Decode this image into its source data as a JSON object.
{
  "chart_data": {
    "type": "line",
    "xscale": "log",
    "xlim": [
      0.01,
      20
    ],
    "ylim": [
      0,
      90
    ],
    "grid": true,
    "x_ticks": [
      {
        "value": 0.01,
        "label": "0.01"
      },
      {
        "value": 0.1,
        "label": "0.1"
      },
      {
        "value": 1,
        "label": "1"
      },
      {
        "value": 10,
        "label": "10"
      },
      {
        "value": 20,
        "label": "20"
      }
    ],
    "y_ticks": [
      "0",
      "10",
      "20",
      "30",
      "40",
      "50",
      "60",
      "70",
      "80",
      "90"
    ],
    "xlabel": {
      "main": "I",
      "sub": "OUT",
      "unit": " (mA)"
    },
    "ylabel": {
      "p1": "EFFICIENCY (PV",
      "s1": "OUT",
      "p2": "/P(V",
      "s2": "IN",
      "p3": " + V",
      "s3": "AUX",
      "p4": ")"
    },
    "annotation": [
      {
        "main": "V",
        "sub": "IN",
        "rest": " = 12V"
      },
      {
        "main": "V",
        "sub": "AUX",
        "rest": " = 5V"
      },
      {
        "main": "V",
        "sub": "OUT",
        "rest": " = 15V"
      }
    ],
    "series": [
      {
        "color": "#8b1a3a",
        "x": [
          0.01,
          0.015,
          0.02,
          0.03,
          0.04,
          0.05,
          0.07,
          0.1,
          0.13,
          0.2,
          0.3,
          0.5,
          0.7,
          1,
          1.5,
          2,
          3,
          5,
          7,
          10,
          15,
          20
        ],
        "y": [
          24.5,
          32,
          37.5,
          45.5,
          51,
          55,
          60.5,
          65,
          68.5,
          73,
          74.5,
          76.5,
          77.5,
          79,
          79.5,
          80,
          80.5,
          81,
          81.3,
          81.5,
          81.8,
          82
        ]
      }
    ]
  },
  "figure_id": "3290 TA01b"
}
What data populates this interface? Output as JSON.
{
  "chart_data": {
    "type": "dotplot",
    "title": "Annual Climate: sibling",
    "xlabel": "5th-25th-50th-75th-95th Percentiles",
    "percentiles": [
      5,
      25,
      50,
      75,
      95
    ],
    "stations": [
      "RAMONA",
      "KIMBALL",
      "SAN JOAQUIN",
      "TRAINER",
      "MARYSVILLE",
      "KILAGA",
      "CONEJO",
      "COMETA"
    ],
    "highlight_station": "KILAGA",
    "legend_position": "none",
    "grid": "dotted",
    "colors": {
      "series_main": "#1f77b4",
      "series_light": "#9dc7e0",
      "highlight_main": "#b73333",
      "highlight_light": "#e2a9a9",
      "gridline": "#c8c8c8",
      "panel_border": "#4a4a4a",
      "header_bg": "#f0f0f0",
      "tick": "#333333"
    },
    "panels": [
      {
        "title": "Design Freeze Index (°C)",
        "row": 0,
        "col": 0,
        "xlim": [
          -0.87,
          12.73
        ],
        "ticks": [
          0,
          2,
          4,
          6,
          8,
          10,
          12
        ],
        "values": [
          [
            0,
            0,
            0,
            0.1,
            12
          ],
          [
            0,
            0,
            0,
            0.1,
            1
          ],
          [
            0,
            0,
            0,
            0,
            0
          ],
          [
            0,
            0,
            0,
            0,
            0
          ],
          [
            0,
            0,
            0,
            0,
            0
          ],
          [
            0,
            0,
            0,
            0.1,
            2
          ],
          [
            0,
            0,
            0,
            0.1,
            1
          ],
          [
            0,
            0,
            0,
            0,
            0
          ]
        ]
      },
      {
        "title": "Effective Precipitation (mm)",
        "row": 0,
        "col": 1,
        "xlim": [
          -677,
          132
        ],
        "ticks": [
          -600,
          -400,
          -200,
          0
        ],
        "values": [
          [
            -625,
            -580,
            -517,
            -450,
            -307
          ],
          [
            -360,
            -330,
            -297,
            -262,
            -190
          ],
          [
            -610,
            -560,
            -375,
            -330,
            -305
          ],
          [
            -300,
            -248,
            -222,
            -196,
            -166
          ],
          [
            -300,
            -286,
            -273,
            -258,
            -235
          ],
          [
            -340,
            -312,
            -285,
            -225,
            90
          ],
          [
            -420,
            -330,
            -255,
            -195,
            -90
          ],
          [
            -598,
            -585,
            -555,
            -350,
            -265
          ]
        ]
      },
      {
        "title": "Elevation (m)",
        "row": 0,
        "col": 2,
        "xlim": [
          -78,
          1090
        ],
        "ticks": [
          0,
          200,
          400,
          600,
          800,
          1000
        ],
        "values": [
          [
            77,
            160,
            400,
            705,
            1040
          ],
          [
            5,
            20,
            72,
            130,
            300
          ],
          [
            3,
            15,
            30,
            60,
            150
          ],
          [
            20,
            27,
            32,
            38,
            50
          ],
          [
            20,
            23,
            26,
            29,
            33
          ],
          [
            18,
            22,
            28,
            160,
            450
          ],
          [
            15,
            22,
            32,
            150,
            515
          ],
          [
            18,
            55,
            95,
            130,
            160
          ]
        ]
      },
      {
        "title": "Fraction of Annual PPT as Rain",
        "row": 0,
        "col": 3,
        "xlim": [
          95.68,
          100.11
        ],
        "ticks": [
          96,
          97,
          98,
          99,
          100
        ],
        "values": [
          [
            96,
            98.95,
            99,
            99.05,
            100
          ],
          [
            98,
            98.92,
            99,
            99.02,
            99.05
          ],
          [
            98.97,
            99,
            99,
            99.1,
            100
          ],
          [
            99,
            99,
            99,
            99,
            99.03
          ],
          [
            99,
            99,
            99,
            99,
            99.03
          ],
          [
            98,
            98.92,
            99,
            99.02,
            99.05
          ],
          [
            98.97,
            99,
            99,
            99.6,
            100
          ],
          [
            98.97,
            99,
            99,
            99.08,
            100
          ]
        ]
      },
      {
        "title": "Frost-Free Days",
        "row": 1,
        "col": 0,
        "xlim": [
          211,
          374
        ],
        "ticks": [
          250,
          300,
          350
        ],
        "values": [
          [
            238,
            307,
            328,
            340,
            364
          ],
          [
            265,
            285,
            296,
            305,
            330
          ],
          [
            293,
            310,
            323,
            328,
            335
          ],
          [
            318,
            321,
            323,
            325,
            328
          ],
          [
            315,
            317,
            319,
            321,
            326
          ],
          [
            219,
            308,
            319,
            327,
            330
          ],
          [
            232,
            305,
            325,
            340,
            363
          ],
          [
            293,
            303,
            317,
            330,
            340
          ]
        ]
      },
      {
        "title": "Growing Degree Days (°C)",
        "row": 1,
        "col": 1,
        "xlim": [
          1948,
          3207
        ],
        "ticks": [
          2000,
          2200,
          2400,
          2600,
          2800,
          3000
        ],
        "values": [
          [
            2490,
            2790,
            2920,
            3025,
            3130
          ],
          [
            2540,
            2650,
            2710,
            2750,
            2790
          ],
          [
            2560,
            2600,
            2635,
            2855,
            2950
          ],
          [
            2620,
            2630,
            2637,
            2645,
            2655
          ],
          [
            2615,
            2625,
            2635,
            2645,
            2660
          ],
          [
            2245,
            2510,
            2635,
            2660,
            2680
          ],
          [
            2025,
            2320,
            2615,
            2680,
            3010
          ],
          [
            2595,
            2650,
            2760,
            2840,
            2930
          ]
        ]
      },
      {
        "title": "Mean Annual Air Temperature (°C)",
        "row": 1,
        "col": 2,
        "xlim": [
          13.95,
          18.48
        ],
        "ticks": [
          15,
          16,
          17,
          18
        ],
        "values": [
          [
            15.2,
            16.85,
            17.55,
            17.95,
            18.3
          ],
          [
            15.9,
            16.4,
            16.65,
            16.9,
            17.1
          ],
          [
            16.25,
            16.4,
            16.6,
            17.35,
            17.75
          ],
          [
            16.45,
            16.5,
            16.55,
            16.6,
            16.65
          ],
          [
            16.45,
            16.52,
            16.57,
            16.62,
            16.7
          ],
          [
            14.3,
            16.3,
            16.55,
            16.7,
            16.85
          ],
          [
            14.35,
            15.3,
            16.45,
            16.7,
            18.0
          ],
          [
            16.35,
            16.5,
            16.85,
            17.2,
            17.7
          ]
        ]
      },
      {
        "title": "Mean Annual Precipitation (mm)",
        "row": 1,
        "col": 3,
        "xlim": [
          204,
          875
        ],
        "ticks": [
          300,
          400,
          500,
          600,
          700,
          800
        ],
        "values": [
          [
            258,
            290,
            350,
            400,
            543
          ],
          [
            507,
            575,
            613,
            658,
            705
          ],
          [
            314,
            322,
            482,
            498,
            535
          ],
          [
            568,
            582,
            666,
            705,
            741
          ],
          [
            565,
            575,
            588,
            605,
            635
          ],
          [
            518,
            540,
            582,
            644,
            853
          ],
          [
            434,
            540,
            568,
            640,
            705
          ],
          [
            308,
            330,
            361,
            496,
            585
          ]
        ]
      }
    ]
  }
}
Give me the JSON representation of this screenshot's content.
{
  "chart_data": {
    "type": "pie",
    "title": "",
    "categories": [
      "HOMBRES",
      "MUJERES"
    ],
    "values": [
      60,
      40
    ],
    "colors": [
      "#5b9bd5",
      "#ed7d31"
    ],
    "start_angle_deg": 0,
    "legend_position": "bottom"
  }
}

* * * * * * *

■ WORK REQUIRED:
Repeat word for word each line from the one with "Give me the" to the end of the records above, inclusive.

■ SOLUTION FOR THIS EXERCISE:
Give me the JSON representation of this screenshot's content.
{
  "chart_data": {
    "type": "pie",
    "title": "",
    "categories": [
      "HOMBRES",
      "MUJERES"
    ],
    "values": [
      60,
      40
    ],
    "colors": [
      "#5b9bd5",
      "#ed7d31"
    ],
    "start_angle_deg": 0,
    "legend_position": "bottom"
  }
}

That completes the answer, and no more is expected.